## OBJECTIVE
Gather up every line that includes the string "title".

## DATA SECTION
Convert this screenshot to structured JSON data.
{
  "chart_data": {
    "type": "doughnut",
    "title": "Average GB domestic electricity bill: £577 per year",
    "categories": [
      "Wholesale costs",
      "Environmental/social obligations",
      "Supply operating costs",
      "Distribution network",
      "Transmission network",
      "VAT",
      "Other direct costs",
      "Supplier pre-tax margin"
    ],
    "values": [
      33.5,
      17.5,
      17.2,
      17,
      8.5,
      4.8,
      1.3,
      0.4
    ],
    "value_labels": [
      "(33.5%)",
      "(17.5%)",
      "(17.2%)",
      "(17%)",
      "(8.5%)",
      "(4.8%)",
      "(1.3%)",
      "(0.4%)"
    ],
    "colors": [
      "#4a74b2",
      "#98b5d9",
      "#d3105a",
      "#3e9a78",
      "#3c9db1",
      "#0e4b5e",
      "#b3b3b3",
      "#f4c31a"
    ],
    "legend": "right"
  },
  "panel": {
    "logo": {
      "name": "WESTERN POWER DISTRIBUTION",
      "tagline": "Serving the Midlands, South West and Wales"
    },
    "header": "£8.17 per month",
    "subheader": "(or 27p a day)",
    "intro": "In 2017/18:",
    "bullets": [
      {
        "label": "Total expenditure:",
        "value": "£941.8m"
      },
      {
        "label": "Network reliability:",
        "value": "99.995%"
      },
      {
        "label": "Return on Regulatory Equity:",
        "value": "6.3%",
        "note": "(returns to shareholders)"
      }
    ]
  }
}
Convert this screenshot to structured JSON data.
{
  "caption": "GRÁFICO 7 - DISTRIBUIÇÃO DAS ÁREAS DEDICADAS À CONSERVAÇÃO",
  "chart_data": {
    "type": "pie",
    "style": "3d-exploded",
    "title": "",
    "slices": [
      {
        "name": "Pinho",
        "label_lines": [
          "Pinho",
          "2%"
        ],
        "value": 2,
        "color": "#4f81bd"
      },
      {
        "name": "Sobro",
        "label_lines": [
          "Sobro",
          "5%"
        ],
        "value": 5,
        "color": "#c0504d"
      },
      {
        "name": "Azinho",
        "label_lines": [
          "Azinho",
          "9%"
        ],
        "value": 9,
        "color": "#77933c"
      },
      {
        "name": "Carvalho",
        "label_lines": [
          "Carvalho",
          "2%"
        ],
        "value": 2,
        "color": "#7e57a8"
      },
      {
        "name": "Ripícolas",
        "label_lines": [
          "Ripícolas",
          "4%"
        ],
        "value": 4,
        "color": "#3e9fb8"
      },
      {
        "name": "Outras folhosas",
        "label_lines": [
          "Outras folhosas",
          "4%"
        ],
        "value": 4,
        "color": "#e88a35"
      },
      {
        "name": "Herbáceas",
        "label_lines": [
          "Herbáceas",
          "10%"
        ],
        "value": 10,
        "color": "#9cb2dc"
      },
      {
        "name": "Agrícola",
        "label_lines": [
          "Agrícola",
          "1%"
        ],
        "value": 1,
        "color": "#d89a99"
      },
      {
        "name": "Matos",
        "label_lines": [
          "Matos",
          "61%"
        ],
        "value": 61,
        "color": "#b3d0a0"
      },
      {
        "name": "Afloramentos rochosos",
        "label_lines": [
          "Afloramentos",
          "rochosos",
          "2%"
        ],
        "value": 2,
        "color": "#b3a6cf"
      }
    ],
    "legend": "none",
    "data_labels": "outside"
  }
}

## RESULT OF THE TASK
    "title": "Average GB domestic electricity bill: £577 per year",
    "title": "",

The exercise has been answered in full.